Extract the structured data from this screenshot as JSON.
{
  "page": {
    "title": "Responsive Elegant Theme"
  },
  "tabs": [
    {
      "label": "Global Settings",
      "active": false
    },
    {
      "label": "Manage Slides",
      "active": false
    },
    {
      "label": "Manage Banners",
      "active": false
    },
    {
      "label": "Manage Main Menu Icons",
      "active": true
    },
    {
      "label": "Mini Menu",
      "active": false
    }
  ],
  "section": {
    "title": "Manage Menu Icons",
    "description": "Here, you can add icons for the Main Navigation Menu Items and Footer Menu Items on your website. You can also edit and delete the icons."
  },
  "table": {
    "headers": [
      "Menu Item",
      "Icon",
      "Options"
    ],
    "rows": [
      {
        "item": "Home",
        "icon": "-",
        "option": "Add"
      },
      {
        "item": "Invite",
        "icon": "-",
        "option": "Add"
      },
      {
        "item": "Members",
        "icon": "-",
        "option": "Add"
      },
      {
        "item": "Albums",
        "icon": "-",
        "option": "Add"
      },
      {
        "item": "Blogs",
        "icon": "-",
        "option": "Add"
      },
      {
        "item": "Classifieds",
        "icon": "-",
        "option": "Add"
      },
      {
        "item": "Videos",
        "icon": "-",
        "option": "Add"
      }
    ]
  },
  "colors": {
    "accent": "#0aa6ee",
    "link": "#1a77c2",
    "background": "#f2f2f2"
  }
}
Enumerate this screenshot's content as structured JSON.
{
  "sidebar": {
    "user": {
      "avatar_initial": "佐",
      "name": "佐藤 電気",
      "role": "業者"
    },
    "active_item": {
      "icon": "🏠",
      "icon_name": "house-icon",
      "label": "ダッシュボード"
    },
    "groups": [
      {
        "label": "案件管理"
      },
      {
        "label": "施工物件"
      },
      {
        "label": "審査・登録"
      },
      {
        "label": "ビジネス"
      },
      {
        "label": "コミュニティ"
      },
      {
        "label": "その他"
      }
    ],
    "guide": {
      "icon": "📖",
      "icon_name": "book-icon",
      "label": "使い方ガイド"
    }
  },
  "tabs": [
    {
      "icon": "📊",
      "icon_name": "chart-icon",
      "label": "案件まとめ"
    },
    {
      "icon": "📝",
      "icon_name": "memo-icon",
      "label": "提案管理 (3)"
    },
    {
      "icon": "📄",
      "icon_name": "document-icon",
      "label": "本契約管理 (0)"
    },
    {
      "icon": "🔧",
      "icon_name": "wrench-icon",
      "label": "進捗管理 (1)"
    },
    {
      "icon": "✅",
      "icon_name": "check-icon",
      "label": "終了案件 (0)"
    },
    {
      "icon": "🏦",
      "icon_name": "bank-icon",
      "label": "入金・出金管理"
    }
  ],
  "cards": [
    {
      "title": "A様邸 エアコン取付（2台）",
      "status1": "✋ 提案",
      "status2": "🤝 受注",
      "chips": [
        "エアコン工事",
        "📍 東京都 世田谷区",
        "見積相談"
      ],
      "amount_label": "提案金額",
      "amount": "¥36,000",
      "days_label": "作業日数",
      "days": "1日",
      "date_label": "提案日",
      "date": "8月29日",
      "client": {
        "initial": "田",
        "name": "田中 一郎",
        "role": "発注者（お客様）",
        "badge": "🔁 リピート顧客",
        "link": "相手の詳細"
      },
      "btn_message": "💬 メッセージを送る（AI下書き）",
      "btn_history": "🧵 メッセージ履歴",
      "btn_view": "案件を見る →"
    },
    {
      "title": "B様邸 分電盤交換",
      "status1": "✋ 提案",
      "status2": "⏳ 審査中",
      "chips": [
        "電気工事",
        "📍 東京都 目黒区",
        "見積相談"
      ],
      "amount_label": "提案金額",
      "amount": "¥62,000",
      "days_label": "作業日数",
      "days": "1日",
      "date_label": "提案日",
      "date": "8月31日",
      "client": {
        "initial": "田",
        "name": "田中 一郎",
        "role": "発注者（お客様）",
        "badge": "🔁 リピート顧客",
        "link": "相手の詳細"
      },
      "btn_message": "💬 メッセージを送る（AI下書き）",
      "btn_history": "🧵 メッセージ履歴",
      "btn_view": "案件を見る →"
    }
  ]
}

• • • • • • •

[Work required]: Write out all of the records above exactly as they appear.

[Exercise answer]:
Extract the structured data from this screenshot as JSON.
{
  "page": {
    "title": "Responsive Elegant Theme"
  },
  "tabs": [
    {
      "label": "Global Settings",
      "active": false
    },
    {
      "label": "Manage Slides",
      "active": false
    },
    {
      "label": "Manage Banners",
      "active": false
    },
    {
      "label": "Manage Main Menu Icons",
      "active": true
    },
    {
      "label": "Mini Menu",
      "active": false
    }
  ],
  "section": {
    "title": "Manage Menu Icons",
    "description": "Here, you can add icons for the Main Navigation Menu Items and Footer Menu Items on your website. You can also edit and delete the icons."
  },
  "table": {
    "headers": [
      "Menu Item",
      "Icon",
      "Options"
    ],
    "rows": [
      {
        "item": "Home",
        "icon": "-",
        "option": "Add"
      },
      {
        "item": "Invite",
        "icon": "-",
        "option": "Add"
      },
      {
        "item": "Members",
        "icon": "-",
        "option": "Add"
      },
      {
        "item": "Albums",
        "icon": "-",
        "option": "Add"
      },
      {
        "item": "Blogs",
        "icon": "-",
        "option": "Add"
      },
      {
        "item": "Classifieds",
        "icon": "-",
        "option": "Add"
      },
      {
        "item": "Videos",
        "icon": "-",
        "option": "Add"
      }
    ]
  },
  "colors": {
    "accent": "#0aa6ee",
    "link": "#1a77c2",
    "background": "#f2f2f2"
  }
}
Enumerate this screenshot's content as structured JSON.
{
  "sidebar": {
    "user": {
      "avatar_initial": "佐",
      "name": "佐藤 電気",
      "role": "業者"
    },
    "active_item": {
      "icon": "🏠",
      "icon_name": "house-icon",
      "label": "ダッシュボード"
    },
    "groups": [
      {
        "label": "案件管理"
      },
      {
        "label": "施工物件"
      },
      {
        "label": "審査・登録"
      },
      {
        "label": "ビジネス"
      },
      {
        "label": "コミュニティ"
      },
      {
        "label": "その他"
      }
    ],
    "guide": {
      "icon": "📖",
      "icon_name": "book-icon",
      "label": "使い方ガイド"
    }
  },
  "tabs": [
    {
      "icon": "📊",
      "icon_name": "chart-icon",
      "label": "案件まとめ"
    },
    {
      "icon": "📝",
      "icon_name": "memo-icon",
      "label": "提案管理 (3)"
    },
    {
      "icon": "📄",
      "icon_name": "document-icon",
      "label": "本契約管理 (0)"
    },
    {
      "icon": "🔧",
      "icon_name": "wrench-icon",
      "label": "進捗管理 (1)"
    },
    {
      "icon": "✅",
      "icon_name": "check-icon",
      "label": "終了案件 (0)"
    },
    {
      "icon": "🏦",
      "icon_name": "bank-icon",
      "label": "入金・出金管理"
    }
  ],
  "cards": [
    {
      "title": "A様邸 エアコン取付（2台）",
      "status1": "✋ 提案",
      "status2": "🤝 受注",
      "chips": [
        "エアコン工事",
        "📍 東京都 世田谷区",
        "見積相談"
      ],
      "amount_label": "提案金額",
      "amount": "¥36,000",
      "days_label": "作業日数",
      "days": "1日",
      "date_label": "提案日",
      "date": "8月29日",
      "client": {
        "initial": "田",
        "name": "田中 一郎",
        "role": "発注者（お客様）",
        "badge": "🔁 リピート顧客",
        "link": "相手の詳細"
      },
      "btn_message": "💬 メッセージを送る（AI下書き）",
      "btn_history": "🧵 メッセージ履歴",
      "btn_view": "案件を見る →"
    },
    {
      "title": "B様邸 分電盤交換",
      "status1": "✋ 提案",
      "status2": "⏳ 審査中",
      "chips": [
        "電気工事",
        "📍 東京都 目黒区",
        "見積相談"
      ],
      "amount_label": "提案金額",
      "amount": "¥62,000",
      "days_label": "作業日数",
      "days": "1日",
      "date_label": "提案日",
      "date": "8月31日",
      "client": {
        "initial": "田",
        "name": "田中 一郎",
        "role": "発注者（お客様）",
        "badge": "🔁 リピート顧客",
        "link": "相手の詳細"
      },
      "btn_message": "💬 メッセージを送る（AI下書き）",
      "btn_history": "🧵 メッセージ履歴",
      "btn_view": "案件を見る →"
    }
  ]
}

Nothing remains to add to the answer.